=== DATA TO USE ===

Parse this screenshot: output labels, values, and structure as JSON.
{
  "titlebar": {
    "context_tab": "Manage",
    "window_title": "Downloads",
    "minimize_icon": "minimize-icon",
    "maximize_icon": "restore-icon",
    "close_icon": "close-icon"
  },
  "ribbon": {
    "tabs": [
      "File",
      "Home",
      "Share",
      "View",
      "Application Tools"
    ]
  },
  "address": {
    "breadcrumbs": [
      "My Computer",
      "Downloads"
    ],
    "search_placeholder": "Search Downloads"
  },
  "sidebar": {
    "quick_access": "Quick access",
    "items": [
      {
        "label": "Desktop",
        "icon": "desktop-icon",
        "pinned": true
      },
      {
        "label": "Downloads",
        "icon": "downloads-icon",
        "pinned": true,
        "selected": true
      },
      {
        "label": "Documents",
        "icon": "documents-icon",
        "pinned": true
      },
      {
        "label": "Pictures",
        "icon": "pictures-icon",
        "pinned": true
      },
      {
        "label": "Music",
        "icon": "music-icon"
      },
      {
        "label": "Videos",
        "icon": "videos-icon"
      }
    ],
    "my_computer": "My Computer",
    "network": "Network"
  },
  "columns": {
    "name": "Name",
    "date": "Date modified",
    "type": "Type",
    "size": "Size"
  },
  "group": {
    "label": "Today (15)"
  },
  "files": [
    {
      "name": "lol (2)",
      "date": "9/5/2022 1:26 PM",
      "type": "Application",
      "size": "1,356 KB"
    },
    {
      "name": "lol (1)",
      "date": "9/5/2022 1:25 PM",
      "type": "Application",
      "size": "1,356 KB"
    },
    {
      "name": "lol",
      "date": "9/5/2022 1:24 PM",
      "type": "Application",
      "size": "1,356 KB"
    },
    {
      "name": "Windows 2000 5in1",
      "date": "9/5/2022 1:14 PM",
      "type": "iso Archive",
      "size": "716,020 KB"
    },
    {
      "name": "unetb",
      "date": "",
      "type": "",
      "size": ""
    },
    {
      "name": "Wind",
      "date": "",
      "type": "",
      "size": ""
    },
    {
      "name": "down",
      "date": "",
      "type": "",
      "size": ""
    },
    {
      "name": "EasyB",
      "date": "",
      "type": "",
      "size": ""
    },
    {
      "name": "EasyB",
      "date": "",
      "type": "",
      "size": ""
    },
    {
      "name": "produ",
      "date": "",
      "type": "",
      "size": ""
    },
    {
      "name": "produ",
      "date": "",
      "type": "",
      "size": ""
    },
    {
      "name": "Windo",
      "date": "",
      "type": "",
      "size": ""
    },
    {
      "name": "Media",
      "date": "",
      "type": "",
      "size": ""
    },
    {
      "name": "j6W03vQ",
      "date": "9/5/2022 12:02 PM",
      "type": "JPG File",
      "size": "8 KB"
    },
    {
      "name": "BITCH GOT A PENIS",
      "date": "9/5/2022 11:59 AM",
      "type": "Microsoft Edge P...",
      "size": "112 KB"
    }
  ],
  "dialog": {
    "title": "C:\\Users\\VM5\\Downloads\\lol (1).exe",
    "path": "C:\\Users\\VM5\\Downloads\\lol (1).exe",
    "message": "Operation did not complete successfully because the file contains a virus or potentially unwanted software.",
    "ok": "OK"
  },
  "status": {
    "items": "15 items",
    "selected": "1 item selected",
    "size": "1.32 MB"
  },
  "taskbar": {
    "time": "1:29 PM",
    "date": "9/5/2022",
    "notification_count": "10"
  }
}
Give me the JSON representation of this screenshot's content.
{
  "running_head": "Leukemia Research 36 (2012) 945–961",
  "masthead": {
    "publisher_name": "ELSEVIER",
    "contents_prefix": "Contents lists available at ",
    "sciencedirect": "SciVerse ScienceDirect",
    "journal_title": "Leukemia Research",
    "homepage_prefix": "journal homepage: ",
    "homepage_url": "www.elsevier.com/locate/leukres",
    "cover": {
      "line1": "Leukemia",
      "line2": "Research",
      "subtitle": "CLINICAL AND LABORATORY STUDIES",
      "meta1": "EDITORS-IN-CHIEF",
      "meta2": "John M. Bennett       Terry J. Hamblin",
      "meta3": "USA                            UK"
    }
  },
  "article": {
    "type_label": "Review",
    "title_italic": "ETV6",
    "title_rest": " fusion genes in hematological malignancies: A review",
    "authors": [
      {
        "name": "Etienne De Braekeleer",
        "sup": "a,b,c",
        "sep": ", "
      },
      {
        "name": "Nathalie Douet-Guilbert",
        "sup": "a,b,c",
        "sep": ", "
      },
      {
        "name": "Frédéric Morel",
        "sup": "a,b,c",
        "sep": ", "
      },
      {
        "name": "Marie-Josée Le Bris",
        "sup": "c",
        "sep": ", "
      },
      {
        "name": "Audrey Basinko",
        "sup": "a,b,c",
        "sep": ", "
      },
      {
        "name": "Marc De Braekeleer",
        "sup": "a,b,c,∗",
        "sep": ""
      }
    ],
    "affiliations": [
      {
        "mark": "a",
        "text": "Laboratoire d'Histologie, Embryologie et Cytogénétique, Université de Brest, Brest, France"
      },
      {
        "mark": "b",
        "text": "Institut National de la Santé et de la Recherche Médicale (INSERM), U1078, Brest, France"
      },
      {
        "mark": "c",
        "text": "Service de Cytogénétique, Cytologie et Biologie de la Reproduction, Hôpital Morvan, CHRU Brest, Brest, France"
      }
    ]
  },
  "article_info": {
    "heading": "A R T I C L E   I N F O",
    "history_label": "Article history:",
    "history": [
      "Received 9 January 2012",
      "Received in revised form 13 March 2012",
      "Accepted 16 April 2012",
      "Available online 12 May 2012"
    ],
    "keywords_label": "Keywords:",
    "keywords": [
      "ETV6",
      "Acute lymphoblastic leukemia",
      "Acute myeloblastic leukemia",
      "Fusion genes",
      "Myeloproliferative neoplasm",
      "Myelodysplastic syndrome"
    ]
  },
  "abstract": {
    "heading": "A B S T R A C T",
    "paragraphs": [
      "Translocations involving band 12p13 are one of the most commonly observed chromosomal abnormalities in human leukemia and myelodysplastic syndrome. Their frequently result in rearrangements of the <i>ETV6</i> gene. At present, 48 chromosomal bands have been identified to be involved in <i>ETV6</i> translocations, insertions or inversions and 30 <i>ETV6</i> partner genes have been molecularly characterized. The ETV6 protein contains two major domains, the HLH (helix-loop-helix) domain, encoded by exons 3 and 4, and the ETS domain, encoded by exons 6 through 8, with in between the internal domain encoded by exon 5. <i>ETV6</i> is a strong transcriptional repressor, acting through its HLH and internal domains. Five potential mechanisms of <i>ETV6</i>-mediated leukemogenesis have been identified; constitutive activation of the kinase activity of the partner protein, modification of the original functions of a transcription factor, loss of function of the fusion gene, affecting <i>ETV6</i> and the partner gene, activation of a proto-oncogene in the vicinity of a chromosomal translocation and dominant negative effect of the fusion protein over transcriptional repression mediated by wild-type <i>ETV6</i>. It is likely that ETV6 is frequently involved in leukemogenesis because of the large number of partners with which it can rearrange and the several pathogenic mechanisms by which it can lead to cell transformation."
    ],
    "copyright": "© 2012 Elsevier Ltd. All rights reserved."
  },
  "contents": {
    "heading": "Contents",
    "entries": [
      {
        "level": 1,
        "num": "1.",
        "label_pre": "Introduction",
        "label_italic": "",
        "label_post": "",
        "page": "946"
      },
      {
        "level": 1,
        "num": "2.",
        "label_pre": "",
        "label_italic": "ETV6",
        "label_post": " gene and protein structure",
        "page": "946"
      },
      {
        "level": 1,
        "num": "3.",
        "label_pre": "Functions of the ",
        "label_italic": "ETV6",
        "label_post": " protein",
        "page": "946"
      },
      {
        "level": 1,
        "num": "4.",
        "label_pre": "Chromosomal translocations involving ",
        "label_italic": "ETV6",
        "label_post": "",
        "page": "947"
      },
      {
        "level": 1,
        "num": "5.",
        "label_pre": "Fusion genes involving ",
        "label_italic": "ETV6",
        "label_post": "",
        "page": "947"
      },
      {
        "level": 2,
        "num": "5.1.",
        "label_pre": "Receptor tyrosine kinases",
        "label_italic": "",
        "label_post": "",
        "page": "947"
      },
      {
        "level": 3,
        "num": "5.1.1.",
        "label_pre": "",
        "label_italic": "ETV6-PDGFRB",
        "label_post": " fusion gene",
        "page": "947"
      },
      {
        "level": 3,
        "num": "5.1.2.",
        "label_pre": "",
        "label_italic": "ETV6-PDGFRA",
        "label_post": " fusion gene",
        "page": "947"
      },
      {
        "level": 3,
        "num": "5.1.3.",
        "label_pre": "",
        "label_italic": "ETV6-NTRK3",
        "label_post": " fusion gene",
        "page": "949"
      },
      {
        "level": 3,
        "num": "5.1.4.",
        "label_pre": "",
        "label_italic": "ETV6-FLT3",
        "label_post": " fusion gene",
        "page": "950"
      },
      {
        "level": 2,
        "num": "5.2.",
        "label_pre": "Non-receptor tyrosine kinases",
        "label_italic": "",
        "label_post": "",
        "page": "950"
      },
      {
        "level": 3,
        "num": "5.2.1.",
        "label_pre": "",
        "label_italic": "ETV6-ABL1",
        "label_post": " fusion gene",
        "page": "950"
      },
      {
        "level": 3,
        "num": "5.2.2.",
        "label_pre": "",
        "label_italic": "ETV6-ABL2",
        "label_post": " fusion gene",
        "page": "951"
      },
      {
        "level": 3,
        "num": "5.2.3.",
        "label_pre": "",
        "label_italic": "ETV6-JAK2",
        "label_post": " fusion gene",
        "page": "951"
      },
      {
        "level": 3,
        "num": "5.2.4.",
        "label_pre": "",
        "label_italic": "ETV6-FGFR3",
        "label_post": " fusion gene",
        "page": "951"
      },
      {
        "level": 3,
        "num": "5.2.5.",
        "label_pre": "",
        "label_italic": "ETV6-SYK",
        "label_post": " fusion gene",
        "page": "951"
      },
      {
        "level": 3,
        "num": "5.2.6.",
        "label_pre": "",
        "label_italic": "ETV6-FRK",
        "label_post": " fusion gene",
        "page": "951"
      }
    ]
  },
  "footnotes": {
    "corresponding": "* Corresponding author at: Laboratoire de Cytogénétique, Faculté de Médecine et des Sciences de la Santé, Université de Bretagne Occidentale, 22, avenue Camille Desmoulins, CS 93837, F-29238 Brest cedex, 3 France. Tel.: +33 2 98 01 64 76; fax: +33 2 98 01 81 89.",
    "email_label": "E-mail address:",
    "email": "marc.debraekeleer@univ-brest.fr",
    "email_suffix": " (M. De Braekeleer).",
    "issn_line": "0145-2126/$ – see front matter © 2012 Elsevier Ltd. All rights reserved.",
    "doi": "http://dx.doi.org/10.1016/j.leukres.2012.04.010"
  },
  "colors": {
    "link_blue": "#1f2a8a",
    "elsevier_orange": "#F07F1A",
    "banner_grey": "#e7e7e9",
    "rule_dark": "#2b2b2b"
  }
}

===

Look through the entries above. Copy out every line holding the word "kinases".

        "label_pre": "Receptor tyrosine kinases",
        "label_pre": "Non-receptor tyrosine kinases",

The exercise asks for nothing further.